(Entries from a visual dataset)
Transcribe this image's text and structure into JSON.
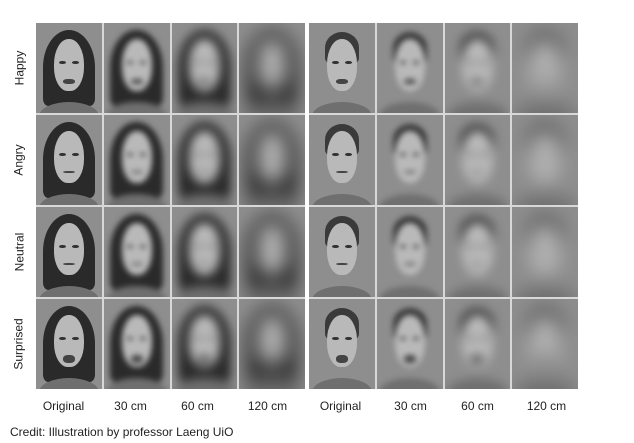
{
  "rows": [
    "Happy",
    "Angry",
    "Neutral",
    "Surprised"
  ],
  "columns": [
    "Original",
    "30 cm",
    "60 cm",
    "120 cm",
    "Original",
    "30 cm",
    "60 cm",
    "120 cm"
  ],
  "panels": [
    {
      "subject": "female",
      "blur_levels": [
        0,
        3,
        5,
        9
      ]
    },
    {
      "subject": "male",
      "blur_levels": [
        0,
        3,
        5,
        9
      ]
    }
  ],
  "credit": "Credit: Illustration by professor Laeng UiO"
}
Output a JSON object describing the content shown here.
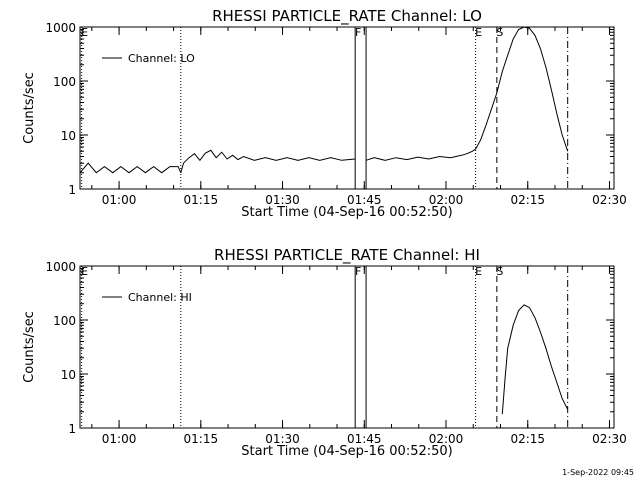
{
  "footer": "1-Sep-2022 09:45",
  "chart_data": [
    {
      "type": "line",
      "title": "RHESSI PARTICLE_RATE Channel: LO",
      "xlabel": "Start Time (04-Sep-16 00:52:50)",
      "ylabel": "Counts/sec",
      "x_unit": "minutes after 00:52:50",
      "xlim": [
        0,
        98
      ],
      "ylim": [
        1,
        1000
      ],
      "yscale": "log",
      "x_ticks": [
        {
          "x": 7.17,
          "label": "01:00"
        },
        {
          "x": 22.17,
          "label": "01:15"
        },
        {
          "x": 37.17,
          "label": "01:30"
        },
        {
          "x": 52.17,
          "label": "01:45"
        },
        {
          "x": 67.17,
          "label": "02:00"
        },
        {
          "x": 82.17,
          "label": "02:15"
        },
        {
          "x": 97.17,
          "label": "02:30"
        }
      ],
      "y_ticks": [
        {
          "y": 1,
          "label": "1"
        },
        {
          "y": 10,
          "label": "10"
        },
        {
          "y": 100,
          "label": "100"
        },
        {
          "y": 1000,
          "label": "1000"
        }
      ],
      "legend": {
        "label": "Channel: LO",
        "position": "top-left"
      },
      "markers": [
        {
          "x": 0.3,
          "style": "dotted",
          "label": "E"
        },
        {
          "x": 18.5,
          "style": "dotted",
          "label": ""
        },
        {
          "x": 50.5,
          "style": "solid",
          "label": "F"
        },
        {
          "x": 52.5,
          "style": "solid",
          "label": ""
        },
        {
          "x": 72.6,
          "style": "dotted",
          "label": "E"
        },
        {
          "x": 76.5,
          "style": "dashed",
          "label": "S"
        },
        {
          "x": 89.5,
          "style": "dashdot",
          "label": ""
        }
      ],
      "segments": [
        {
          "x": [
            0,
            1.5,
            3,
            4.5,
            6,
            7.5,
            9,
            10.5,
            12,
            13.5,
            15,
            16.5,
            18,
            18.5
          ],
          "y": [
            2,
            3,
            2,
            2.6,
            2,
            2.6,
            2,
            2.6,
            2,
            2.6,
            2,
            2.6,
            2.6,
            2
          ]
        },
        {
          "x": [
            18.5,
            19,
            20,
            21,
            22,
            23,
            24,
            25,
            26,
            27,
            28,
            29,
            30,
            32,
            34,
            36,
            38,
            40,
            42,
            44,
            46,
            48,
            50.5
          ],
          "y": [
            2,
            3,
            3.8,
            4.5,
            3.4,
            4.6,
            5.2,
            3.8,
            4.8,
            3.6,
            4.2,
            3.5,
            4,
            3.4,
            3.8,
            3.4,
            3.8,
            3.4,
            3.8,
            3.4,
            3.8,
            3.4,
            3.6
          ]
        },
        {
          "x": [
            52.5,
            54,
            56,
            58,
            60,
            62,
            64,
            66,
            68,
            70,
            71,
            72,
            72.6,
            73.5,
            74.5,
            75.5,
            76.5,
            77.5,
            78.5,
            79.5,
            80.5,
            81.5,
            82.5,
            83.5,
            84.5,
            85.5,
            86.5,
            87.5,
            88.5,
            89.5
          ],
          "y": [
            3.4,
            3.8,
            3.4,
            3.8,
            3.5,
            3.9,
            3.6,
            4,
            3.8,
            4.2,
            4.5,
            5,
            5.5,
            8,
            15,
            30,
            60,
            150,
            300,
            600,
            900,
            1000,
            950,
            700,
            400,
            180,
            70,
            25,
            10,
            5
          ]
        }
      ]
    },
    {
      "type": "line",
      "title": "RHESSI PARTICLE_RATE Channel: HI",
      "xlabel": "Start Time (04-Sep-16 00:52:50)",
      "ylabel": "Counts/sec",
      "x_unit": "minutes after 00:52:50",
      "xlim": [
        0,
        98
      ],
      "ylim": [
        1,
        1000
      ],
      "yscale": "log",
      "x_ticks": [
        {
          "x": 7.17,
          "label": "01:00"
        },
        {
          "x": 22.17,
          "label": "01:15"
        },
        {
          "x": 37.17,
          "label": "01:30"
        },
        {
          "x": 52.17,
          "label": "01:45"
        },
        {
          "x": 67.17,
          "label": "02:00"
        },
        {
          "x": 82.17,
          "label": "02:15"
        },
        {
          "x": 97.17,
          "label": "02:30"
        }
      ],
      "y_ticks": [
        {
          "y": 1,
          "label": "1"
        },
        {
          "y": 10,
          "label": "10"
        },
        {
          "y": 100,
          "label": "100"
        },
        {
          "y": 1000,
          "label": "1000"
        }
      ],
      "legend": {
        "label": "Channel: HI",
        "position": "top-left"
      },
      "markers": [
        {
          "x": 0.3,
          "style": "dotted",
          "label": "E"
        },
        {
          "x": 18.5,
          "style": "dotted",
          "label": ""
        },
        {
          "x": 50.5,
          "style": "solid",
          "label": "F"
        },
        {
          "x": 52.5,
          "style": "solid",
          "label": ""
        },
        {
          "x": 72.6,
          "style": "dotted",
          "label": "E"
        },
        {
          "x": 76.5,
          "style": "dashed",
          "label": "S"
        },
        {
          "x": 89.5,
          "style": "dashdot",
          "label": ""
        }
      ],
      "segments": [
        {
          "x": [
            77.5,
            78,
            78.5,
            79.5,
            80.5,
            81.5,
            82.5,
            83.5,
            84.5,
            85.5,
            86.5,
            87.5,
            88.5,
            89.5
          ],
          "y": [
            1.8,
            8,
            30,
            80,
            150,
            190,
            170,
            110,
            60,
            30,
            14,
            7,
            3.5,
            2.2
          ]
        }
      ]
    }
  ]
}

■ Prompt ■
Extract all the entries word for word; omit any pictures.

■ Output ■
Transcribe this image's text and structure into JSON.
{
  "rows": [
    "Happy",
    "Angry",
    "Neutral",
    "Surprised"
  ],
  "columns": [
    "Original",
    "30 cm",
    "60 cm",
    "120 cm",
    "Original",
    "30 cm",
    "60 cm",
    "120 cm"
  ],
  "panels": [
    {
      "subject": "female",
      "blur_levels": [
        0,
        3,
        5,
        9
      ]
    },
    {
      "subject": "male",
      "blur_levels": [
        0,
        3,
        5,
        9
      ]
    }
  ],
  "credit": "Credit: Illustration by professor Laeng UiO"
}
Output a JSON object describing the content shown here.
{
  "footer": "1-Sep-2022 09:45",
  "chart_data": [
    {
      "type": "line",
      "title": "RHESSI PARTICLE_RATE Channel: LO",
      "xlabel": "Start Time (04-Sep-16 00:52:50)",
      "ylabel": "Counts/sec",
      "x_unit": "minutes after 00:52:50",
      "xlim": [
        0,
        98
      ],
      "ylim": [
        1,
        1000
      ],
      "yscale": "log",
      "x_ticks": [
        {
          "x": 7.17,
          "label": "01:00"
        },
        {
          "x": 22.17,
          "label": "01:15"
        },
        {
          "x": 37.17,
          "label": "01:30"
        },
        {
          "x": 52.17,
          "label": "01:45"
        },
        {
          "x": 67.17,
          "label": "02:00"
        },
        {
          "x": 82.17,
          "label": "02:15"
        },
        {
          "x": 97.17,
          "label": "02:30"
        }
      ],
      "y_ticks": [
        {
          "y": 1,
          "label": "1"
        },
        {
          "y": 10,
          "label": "10"
        },
        {
          "y": 100,
          "label": "100"
        },
        {
          "y": 1000,
          "label": "1000"
        }
      ],
      "legend": {
        "label": "Channel: LO",
        "position": "top-left"
      },
      "markers": [
        {
          "x": 0.3,
          "style": "dotted",
          "label": "E"
        },
        {
          "x": 18.5,
          "style": "dotted",
          "label": ""
        },
        {
          "x": 50.5,
          "style": "solid",
          "label": "F"
        },
        {
          "x": 52.5,
          "style": "solid",
          "label": ""
        },
        {
          "x": 72.6,
          "style": "dotted",
          "label": "E"
        },
        {
          "x": 76.5,
          "style": "dashed",
          "label": "S"
        },
        {
          "x": 89.5,
          "style": "dashdot",
          "label": ""
        }
      ],
      "segments": [
        {
          "x": [
            0,
            1.5,
            3,
            4.5,
            6,
            7.5,
            9,
            10.5,
            12,
            13.5,
            15,
            16.5,
            18,
            18.5
          ],
          "y": [
            2,
            3,
            2,
            2.6,
            2,
            2.6,
            2,
            2.6,
            2,
            2.6,
            2,
            2.6,
            2.6,
            2
          ]
        },
        {
          "x": [
            18.5,
            19,
            20,
            21,
            22,
            23,
            24,
            25,
            26,
            27,
            28,
            29,
            30,
            32,
            34,
            36,
            38,
            40,
            42,
            44,
            46,
            48,
            50.5
          ],
          "y": [
            2,
            3,
            3.8,
            4.5,
            3.4,
            4.6,
            5.2,
            3.8,
            4.8,
            3.6,
            4.2,
            3.5,
            4,
            3.4,
            3.8,
            3.4,
            3.8,
            3.4,
            3.8,
            3.4,
            3.8,
            3.4,
            3.6
          ]
        },
        {
          "x": [
            52.5,
            54,
            56,
            58,
            60,
            62,
            64,
            66,
            68,
            70,
            71,
            72,
            72.6,
            73.5,
            74.5,
            75.5,
            76.5,
            77.5,
            78.5,
            79.5,
            80.5,
            81.5,
            82.5,
            83.5,
            84.5,
            85.5,
            86.5,
            87.5,
            88.5,
            89.5
          ],
          "y": [
            3.4,
            3.8,
            3.4,
            3.8,
            3.5,
            3.9,
            3.6,
            4,
            3.8,
            4.2,
            4.5,
            5,
            5.5,
            8,
            15,
            30,
            60,
            150,
            300,
            600,
            900,
            1000,
            950,
            700,
            400,
            180,
            70,
            25,
            10,
            5
          ]
        }
      ]
    },
    {
      "type": "line",
      "title": "RHESSI PARTICLE_RATE Channel: HI",
      "xlabel": "Start Time (04-Sep-16 00:52:50)",
      "ylabel": "Counts/sec",
      "x_unit": "minutes after 00:52:50",
      "xlim": [
        0,
        98
      ],
      "ylim": [
        1,
        1000
      ],
      "yscale": "log",
      "x_ticks": [
        {
          "x": 7.17,
          "label": "01:00"
        },
        {
          "x": 22.17,
          "label": "01:15"
        },
        {
          "x": 37.17,
          "label": "01:30"
        },
        {
          "x": 52.17,
          "label": "01:45"
        },
        {
          "x": 67.17,
          "label": "02:00"
        },
        {
          "x": 82.17,
          "label": "02:15"
        },
        {
          "x": 97.17,
          "label": "02:30"
        }
      ],
      "y_ticks": [
        {
          "y": 1,
          "label": "1"
        },
        {
          "y": 10,
          "label": "10"
        },
        {
          "y": 100,
          "label": "100"
        },
        {
          "y": 1000,
          "label": "1000"
        }
      ],
      "legend": {
        "label": "Channel: HI",
        "position": "top-left"
      },
      "markers": [
        {
          "x": 0.3,
          "style": "dotted",
          "label": "E"
        },
        {
          "x": 18.5,
          "style": "dotted",
          "label": ""
        },
        {
          "x": 50.5,
          "style": "solid",
          "label": "F"
        },
        {
          "x": 52.5,
          "style": "solid",
          "label": ""
        },
        {
          "x": 72.6,
          "style": "dotted",
          "label": "E"
        },
        {
          "x": 76.5,
          "style": "dashed",
          "label": "S"
        },
        {
          "x": 89.5,
          "style": "dashdot",
          "label": ""
        }
      ],
      "segments": [
        {
          "x": [
            77.5,
            78,
            78.5,
            79.5,
            80.5,
            81.5,
            82.5,
            83.5,
            84.5,
            85.5,
            86.5,
            87.5,
            88.5,
            89.5
          ],
          "y": [
            1.8,
            8,
            30,
            80,
            150,
            190,
            170,
            110,
            60,
            30,
            14,
            7,
            3.5,
            2.2
          ]
        }
      ]
    }
  ]
}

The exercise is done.